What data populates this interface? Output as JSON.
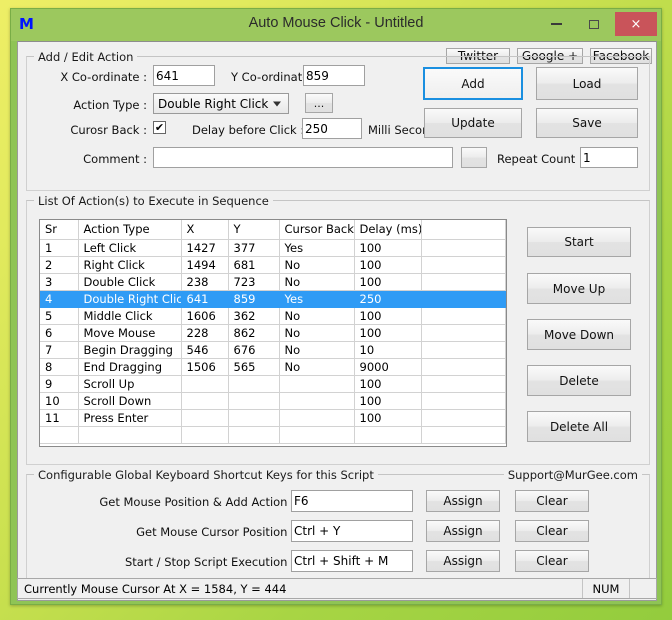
{
  "window": {
    "title": "Auto Mouse Click - Untitled",
    "icon": "M",
    "minimize": "–",
    "maximize": "□",
    "close": "×"
  },
  "social": {
    "twitter": "Twitter",
    "google": "Google +",
    "facebook": "Facebook"
  },
  "add_edit": {
    "legend": "Add / Edit Action",
    "x_label": "X Co-ordinate :",
    "x_value": "641",
    "y_label": "Y Co-ordinate :",
    "y_value": "859",
    "action_type_label": "Action Type :",
    "action_type_value": "Double Right Click",
    "ellipsis_button": "...",
    "cursor_back_label": "Curosr Back :",
    "cursor_back_checked": "✔",
    "delay_label": "Delay before Click :",
    "delay_value": "250",
    "delay_units": "Milli Second(s)",
    "comment_label": "Comment :",
    "comment_value": "",
    "repeat_label": "Repeat Count :",
    "repeat_value": "1",
    "add_button": "Add",
    "load_button": "Load",
    "update_button": "Update",
    "save_button": "Save"
  },
  "list": {
    "legend": "List Of Action(s) to Execute in Sequence",
    "columns": [
      "Sr",
      "Action Type",
      "X",
      "Y",
      "Cursor Back",
      "Delay (ms)",
      ""
    ],
    "selected_index": 3,
    "rows": [
      [
        "1",
        "Left Click",
        "1427",
        "377",
        "Yes",
        "100",
        ""
      ],
      [
        "2",
        "Right Click",
        "1494",
        "681",
        "No",
        "100",
        ""
      ],
      [
        "3",
        "Double Click",
        "238",
        "723",
        "No",
        "100",
        ""
      ],
      [
        "4",
        "Double Right Click",
        "641",
        "859",
        "Yes",
        "250",
        ""
      ],
      [
        "5",
        "Middle Click",
        "1606",
        "362",
        "No",
        "100",
        ""
      ],
      [
        "6",
        "Move Mouse",
        "228",
        "862",
        "No",
        "100",
        ""
      ],
      [
        "7",
        "Begin Dragging",
        "546",
        "676",
        "No",
        "10",
        ""
      ],
      [
        "8",
        "End Dragging",
        "1506",
        "565",
        "No",
        "9000",
        ""
      ],
      [
        "9",
        "Scroll Up",
        "",
        "",
        "",
        "100",
        ""
      ],
      [
        "10",
        "Scroll Down",
        "",
        "",
        "",
        "100",
        ""
      ],
      [
        "11",
        "Press Enter",
        "",
        "",
        "",
        "100",
        ""
      ],
      [
        "",
        "",
        "",
        "",
        "",
        "",
        ""
      ]
    ],
    "buttons": {
      "start": "Start",
      "move_up": "Move Up",
      "move_down": "Move Down",
      "delete": "Delete",
      "delete_all": "Delete All"
    }
  },
  "shortcuts": {
    "legend": "Configurable Global Keyboard Shortcut Keys for this Script",
    "support": "Support@MurGee.com",
    "rows": [
      {
        "label": "Get Mouse Position & Add Action :",
        "value": "F6",
        "assign": "Assign",
        "clear": "Clear"
      },
      {
        "label": "Get Mouse Cursor Position :",
        "value": "Ctrl + Y",
        "assign": "Assign",
        "clear": "Clear"
      },
      {
        "label": "Start / Stop Script Execution :",
        "value": "Ctrl + Shift + M",
        "assign": "Assign",
        "clear": "Clear"
      }
    ]
  },
  "status": {
    "text": "Currently Mouse Cursor At X = 1584, Y = 444",
    "num": "NUM"
  },
  "colors": {
    "frame": "#8fc455",
    "titlebar": "#9cc85e",
    "close": "#c9545a",
    "selection": "#2f9bf5",
    "focus": "#1a8fe0"
  }
}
-------
• _Short exercise_
Output each line exactly; omit every picture.

• _Output of the task_
What data populates this interface? Output as JSON.
{
  "window": {
    "title": "Auto Mouse Click - Untitled",
    "icon": "M",
    "minimize": "–",
    "maximize": "□",
    "close": "×"
  },
  "social": {
    "twitter": "Twitter",
    "google": "Google +",
    "facebook": "Facebook"
  },
  "add_edit": {
    "legend": "Add / Edit Action",
    "x_label": "X Co-ordinate :",
    "x_value": "641",
    "y_label": "Y Co-ordinate :",
    "y_value": "859",
    "action_type_label": "Action Type :",
    "action_type_value": "Double Right Click",
    "ellipsis_button": "...",
    "cursor_back_label": "Curosr Back :",
    "cursor_back_checked": "✔",
    "delay_label": "Delay before Click :",
    "delay_value": "250",
    "delay_units": "Milli Second(s)",
    "comment_label": "Comment :",
    "comment_value": "",
    "repeat_label": "Repeat Count :",
    "repeat_value": "1",
    "add_button": "Add",
    "load_button": "Load",
    "update_button": "Update",
    "save_button": "Save"
  },
  "list": {
    "legend": "List Of Action(s) to Execute in Sequence",
    "columns": [
      "Sr",
      "Action Type",
      "X",
      "Y",
      "Cursor Back",
      "Delay (ms)",
      ""
    ],
    "selected_index": 3,
    "rows": [
      [
        "1",
        "Left Click",
        "1427",
        "377",
        "Yes",
        "100",
        ""
      ],
      [
        "2",
        "Right Click",
        "1494",
        "681",
        "No",
        "100",
        ""
      ],
      [
        "3",
        "Double Click",
        "238",
        "723",
        "No",
        "100",
        ""
      ],
      [
        "4",
        "Double Right Click",
        "641",
        "859",
        "Yes",
        "250",
        ""
      ],
      [
        "5",
        "Middle Click",
        "1606",
        "362",
        "No",
        "100",
        ""
      ],
      [
        "6",
        "Move Mouse",
        "228",
        "862",
        "No",
        "100",
        ""
      ],
      [
        "7",
        "Begin Dragging",
        "546",
        "676",
        "No",
        "10",
        ""
      ],
      [
        "8",
        "End Dragging",
        "1506",
        "565",
        "No",
        "9000",
        ""
      ],
      [
        "9",
        "Scroll Up",
        "",
        "",
        "",
        "100",
        ""
      ],
      [
        "10",
        "Scroll Down",
        "",
        "",
        "",
        "100",
        ""
      ],
      [
        "11",
        "Press Enter",
        "",
        "",
        "",
        "100",
        ""
      ],
      [
        "",
        "",
        "",
        "",
        "",
        "",
        ""
      ]
    ],
    "buttons": {
      "start": "Start",
      "move_up": "Move Up",
      "move_down": "Move Down",
      "delete": "Delete",
      "delete_all": "Delete All"
    }
  },
  "shortcuts": {
    "legend": "Configurable Global Keyboard Shortcut Keys for this Script",
    "support": "Support@MurGee.com",
    "rows": [
      {
        "label": "Get Mouse Position & Add Action :",
        "value": "F6",
        "assign": "Assign",
        "clear": "Clear"
      },
      {
        "label": "Get Mouse Cursor Position :",
        "value": "Ctrl + Y",
        "assign": "Assign",
        "clear": "Clear"
      },
      {
        "label": "Start / Stop Script Execution :",
        "value": "Ctrl + Shift + M",
        "assign": "Assign",
        "clear": "Clear"
      }
    ]
  },
  "status": {
    "text": "Currently Mouse Cursor At X = 1584, Y = 444",
    "num": "NUM"
  },
  "colors": {
    "frame": "#8fc455",
    "titlebar": "#9cc85e",
    "close": "#c9545a",
    "selection": "#2f9bf5",
    "focus": "#1a8fe0"
  }
}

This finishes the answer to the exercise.